Under this task are some entries; return every one of them exactly.

----

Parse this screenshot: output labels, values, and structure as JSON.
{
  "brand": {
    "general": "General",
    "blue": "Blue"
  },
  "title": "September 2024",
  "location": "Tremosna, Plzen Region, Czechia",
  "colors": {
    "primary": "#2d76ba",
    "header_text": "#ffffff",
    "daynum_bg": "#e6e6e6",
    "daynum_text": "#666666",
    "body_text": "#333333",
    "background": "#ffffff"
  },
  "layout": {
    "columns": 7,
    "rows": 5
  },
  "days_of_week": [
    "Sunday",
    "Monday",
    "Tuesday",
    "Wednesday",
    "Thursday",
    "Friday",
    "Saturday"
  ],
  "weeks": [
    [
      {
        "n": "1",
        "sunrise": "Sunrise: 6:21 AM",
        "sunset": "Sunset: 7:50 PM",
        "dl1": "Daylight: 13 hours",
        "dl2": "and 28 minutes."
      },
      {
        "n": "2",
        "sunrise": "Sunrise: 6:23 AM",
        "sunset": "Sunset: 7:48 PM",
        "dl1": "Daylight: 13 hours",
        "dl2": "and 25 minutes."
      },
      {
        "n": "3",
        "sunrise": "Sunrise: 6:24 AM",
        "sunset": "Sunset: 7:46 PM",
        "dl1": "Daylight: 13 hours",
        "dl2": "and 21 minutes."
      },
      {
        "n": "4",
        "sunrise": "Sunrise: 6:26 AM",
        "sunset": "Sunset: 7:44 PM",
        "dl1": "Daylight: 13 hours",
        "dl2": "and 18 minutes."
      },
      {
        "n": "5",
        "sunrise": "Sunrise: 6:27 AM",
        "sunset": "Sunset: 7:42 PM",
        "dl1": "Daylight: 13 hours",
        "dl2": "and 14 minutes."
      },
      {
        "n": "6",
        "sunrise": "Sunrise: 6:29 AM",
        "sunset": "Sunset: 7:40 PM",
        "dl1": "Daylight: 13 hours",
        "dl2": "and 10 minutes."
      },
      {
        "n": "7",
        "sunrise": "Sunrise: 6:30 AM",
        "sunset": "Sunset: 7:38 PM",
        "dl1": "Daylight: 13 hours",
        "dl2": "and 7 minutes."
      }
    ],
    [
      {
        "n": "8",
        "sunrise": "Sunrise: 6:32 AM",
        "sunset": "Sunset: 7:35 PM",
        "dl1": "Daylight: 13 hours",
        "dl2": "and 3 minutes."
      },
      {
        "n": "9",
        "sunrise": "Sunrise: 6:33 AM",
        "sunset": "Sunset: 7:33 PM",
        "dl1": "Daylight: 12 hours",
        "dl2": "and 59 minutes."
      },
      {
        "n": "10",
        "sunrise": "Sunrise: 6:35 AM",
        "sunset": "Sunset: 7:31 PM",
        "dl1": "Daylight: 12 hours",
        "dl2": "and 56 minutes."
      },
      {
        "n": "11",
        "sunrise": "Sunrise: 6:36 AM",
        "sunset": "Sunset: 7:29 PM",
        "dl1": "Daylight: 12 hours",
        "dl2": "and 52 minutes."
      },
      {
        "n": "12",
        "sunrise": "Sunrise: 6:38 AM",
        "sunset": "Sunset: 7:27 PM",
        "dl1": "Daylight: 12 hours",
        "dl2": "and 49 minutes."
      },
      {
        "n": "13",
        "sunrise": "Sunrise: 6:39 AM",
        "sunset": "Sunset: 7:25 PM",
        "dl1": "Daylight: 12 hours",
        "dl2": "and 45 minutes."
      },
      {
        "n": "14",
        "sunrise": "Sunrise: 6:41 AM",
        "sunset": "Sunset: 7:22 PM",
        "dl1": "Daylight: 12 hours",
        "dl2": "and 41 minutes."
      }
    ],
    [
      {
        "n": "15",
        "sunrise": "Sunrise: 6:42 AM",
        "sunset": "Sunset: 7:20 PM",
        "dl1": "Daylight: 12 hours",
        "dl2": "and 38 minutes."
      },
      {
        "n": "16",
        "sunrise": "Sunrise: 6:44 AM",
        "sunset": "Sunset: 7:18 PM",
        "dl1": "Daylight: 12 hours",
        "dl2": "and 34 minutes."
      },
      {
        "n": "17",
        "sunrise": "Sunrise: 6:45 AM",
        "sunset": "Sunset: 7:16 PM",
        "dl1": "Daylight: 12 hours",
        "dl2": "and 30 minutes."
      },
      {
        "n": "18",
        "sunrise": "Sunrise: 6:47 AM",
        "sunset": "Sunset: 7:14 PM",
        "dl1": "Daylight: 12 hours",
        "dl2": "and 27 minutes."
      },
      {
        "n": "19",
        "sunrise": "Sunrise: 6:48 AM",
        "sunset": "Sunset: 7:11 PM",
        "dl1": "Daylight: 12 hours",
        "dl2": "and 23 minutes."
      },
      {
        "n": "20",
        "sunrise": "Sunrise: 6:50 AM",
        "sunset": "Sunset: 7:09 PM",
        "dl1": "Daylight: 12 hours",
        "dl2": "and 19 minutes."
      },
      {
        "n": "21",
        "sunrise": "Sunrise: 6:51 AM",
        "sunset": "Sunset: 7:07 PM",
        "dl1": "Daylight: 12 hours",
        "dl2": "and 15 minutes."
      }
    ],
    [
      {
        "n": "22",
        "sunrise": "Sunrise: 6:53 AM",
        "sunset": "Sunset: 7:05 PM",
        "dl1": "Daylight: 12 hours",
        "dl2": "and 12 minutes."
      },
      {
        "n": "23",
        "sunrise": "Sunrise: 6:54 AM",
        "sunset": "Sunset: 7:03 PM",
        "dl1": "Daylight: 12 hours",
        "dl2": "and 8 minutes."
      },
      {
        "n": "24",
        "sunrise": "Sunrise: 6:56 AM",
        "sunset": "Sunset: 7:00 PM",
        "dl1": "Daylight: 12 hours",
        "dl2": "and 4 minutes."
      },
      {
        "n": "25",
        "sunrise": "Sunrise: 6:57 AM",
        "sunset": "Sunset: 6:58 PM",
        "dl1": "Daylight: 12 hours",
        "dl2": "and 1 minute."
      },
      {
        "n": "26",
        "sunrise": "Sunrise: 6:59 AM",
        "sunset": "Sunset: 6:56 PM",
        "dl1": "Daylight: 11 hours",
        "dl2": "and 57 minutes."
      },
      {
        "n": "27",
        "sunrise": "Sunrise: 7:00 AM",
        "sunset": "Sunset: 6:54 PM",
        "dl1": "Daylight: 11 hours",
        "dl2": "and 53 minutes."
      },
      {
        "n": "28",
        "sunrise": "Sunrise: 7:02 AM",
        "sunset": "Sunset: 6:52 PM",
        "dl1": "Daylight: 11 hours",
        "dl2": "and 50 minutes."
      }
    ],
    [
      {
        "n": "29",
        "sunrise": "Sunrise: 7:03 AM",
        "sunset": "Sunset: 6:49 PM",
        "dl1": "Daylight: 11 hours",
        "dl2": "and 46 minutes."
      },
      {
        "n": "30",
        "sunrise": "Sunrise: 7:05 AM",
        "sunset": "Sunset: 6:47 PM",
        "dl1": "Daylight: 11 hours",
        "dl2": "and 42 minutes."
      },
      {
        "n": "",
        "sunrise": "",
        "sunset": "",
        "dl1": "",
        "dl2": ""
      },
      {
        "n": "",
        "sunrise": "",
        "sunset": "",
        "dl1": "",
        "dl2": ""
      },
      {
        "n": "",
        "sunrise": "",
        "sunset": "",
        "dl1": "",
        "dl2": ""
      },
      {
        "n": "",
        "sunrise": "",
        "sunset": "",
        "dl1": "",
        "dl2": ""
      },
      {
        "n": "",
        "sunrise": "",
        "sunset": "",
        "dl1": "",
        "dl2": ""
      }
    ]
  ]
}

----

■ Answer below:
Parse this screenshot: output labels, values, and structure as JSON.
{
  "brand": {
    "general": "General",
    "blue": "Blue"
  },
  "title": "September 2024",
  "location": "Tremosna, Plzen Region, Czechia",
  "colors": {
    "primary": "#2d76ba",
    "header_text": "#ffffff",
    "daynum_bg": "#e6e6e6",
    "daynum_text": "#666666",
    "body_text": "#333333",
    "background": "#ffffff"
  },
  "layout": {
    "columns": 7,
    "rows": 5
  },
  "days_of_week": [
    "Sunday",
    "Monday",
    "Tuesday",
    "Wednesday",
    "Thursday",
    "Friday",
    "Saturday"
  ],
  "weeks": [
    [
      {
        "n": "1",
        "sunrise": "Sunrise: 6:21 AM",
        "sunset": "Sunset: 7:50 PM",
        "dl1": "Daylight: 13 hours",
        "dl2": "and 28 minutes."
      },
      {
        "n": "2",
        "sunrise": "Sunrise: 6:23 AM",
        "sunset": "Sunset: 7:48 PM",
        "dl1": "Daylight: 13 hours",
        "dl2": "and 25 minutes."
      },
      {
        "n": "3",
        "sunrise": "Sunrise: 6:24 AM",
        "sunset": "Sunset: 7:46 PM",
        "dl1": "Daylight: 13 hours",
        "dl2": "and 21 minutes."
      },
      {
        "n": "4",
        "sunrise": "Sunrise: 6:26 AM",
        "sunset": "Sunset: 7:44 PM",
        "dl1": "Daylight: 13 hours",
        "dl2": "and 18 minutes."
      },
      {
        "n": "5",
        "sunrise": "Sunrise: 6:27 AM",
        "sunset": "Sunset: 7:42 PM",
        "dl1": "Daylight: 13 hours",
        "dl2": "and 14 minutes."
      },
      {
        "n": "6",
        "sunrise": "Sunrise: 6:29 AM",
        "sunset": "Sunset: 7:40 PM",
        "dl1": "Daylight: 13 hours",
        "dl2": "and 10 minutes."
      },
      {
        "n": "7",
        "sunrise": "Sunrise: 6:30 AM",
        "sunset": "Sunset: 7:38 PM",
        "dl1": "Daylight: 13 hours",
        "dl2": "and 7 minutes."
      }
    ],
    [
      {
        "n": "8",
        "sunrise": "Sunrise: 6:32 AM",
        "sunset": "Sunset: 7:35 PM",
        "dl1": "Daylight: 13 hours",
        "dl2": "and 3 minutes."
      },
      {
        "n": "9",
        "sunrise": "Sunrise: 6:33 AM",
        "sunset": "Sunset: 7:33 PM",
        "dl1": "Daylight: 12 hours",
        "dl2": "and 59 minutes."
      },
      {
        "n": "10",
        "sunrise": "Sunrise: 6:35 AM",
        "sunset": "Sunset: 7:31 PM",
        "dl1": "Daylight: 12 hours",
        "dl2": "and 56 minutes."
      },
      {
        "n": "11",
        "sunrise": "Sunrise: 6:36 AM",
        "sunset": "Sunset: 7:29 PM",
        "dl1": "Daylight: 12 hours",
        "dl2": "and 52 minutes."
      },
      {
        "n": "12",
        "sunrise": "Sunrise: 6:38 AM",
        "sunset": "Sunset: 7:27 PM",
        "dl1": "Daylight: 12 hours",
        "dl2": "and 49 minutes."
      },
      {
        "n": "13",
        "sunrise": "Sunrise: 6:39 AM",
        "sunset": "Sunset: 7:25 PM",
        "dl1": "Daylight: 12 hours",
        "dl2": "and 45 minutes."
      },
      {
        "n": "14",
        "sunrise": "Sunrise: 6:41 AM",
        "sunset": "Sunset: 7:22 PM",
        "dl1": "Daylight: 12 hours",
        "dl2": "and 41 minutes."
      }
    ],
    [
      {
        "n": "15",
        "sunrise": "Sunrise: 6:42 AM",
        "sunset": "Sunset: 7:20 PM",
        "dl1": "Daylight: 12 hours",
        "dl2": "and 38 minutes."
      },
      {
        "n": "16",
        "sunrise": "Sunrise: 6:44 AM",
        "sunset": "Sunset: 7:18 PM",
        "dl1": "Daylight: 12 hours",
        "dl2": "and 34 minutes."
      },
      {
        "n": "17",
        "sunrise": "Sunrise: 6:45 AM",
        "sunset": "Sunset: 7:16 PM",
        "dl1": "Daylight: 12 hours",
        "dl2": "and 30 minutes."
      },
      {
        "n": "18",
        "sunrise": "Sunrise: 6:47 AM",
        "sunset": "Sunset: 7:14 PM",
        "dl1": "Daylight: 12 hours",
        "dl2": "and 27 minutes."
      },
      {
        "n": "19",
        "sunrise": "Sunrise: 6:48 AM",
        "sunset": "Sunset: 7:11 PM",
        "dl1": "Daylight: 12 hours",
        "dl2": "and 23 minutes."
      },
      {
        "n": "20",
        "sunrise": "Sunrise: 6:50 AM",
        "sunset": "Sunset: 7:09 PM",
        "dl1": "Daylight: 12 hours",
        "dl2": "and 19 minutes."
      },
      {
        "n": "21",
        "sunrise": "Sunrise: 6:51 AM",
        "sunset": "Sunset: 7:07 PM",
        "dl1": "Daylight: 12 hours",
        "dl2": "and 15 minutes."
      }
    ],
    [
      {
        "n": "22",
        "sunrise": "Sunrise: 6:53 AM",
        "sunset": "Sunset: 7:05 PM",
        "dl1": "Daylight: 12 hours",
        "dl2": "and 12 minutes."
      },
      {
        "n": "23",
        "sunrise": "Sunrise: 6:54 AM",
        "sunset": "Sunset: 7:03 PM",
        "dl1": "Daylight: 12 hours",
        "dl2": "and 8 minutes."
      },
      {
        "n": "24",
        "sunrise": "Sunrise: 6:56 AM",
        "sunset": "Sunset: 7:00 PM",
        "dl1": "Daylight: 12 hours",
        "dl2": "and 4 minutes."
      },
      {
        "n": "25",
        "sunrise": "Sunrise: 6:57 AM",
        "sunset": "Sunset: 6:58 PM",
        "dl1": "Daylight: 12 hours",
        "dl2": "and 1 minute."
      },
      {
        "n": "26",
        "sunrise": "Sunrise: 6:59 AM",
        "sunset": "Sunset: 6:56 PM",
        "dl1": "Daylight: 11 hours",
        "dl2": "and 57 minutes."
      },
      {
        "n": "27",
        "sunrise": "Sunrise: 7:00 AM",
        "sunset": "Sunset: 6:54 PM",
        "dl1": "Daylight: 11 hours",
        "dl2": "and 53 minutes."
      },
      {
        "n": "28",
        "sunrise": "Sunrise: 7:02 AM",
        "sunset": "Sunset: 6:52 PM",
        "dl1": "Daylight: 11 hours",
        "dl2": "and 50 minutes."
      }
    ],
    [
      {
        "n": "29",
        "sunrise": "Sunrise: 7:03 AM",
        "sunset": "Sunset: 6:49 PM",
        "dl1": "Daylight: 11 hours",
        "dl2": "and 46 minutes."
      },
      {
        "n": "30",
        "sunrise": "Sunrise: 7:05 AM",
        "sunset": "Sunset: 6:47 PM",
        "dl1": "Daylight: 11 hours",
        "dl2": "and 42 minutes."
      },
      {
        "n": "",
        "sunrise": "",
        "sunset": "",
        "dl1": "",
        "dl2": ""
      },
      {
        "n": "",
        "sunrise": "",
        "sunset": "",
        "dl1": "",
        "dl2": ""
      },
      {
        "n": "",
        "sunrise": "",
        "sunset": "",
        "dl1": "",
        "dl2": ""
      },
      {
        "n": "",
        "sunrise": "",
        "sunset": "",
        "dl1": "",
        "dl2": ""
      },
      {
        "n": "",
        "sunrise": "",
        "sunset": "",
        "dl1": "",
        "dl2": ""
      }
    ]
  ]
}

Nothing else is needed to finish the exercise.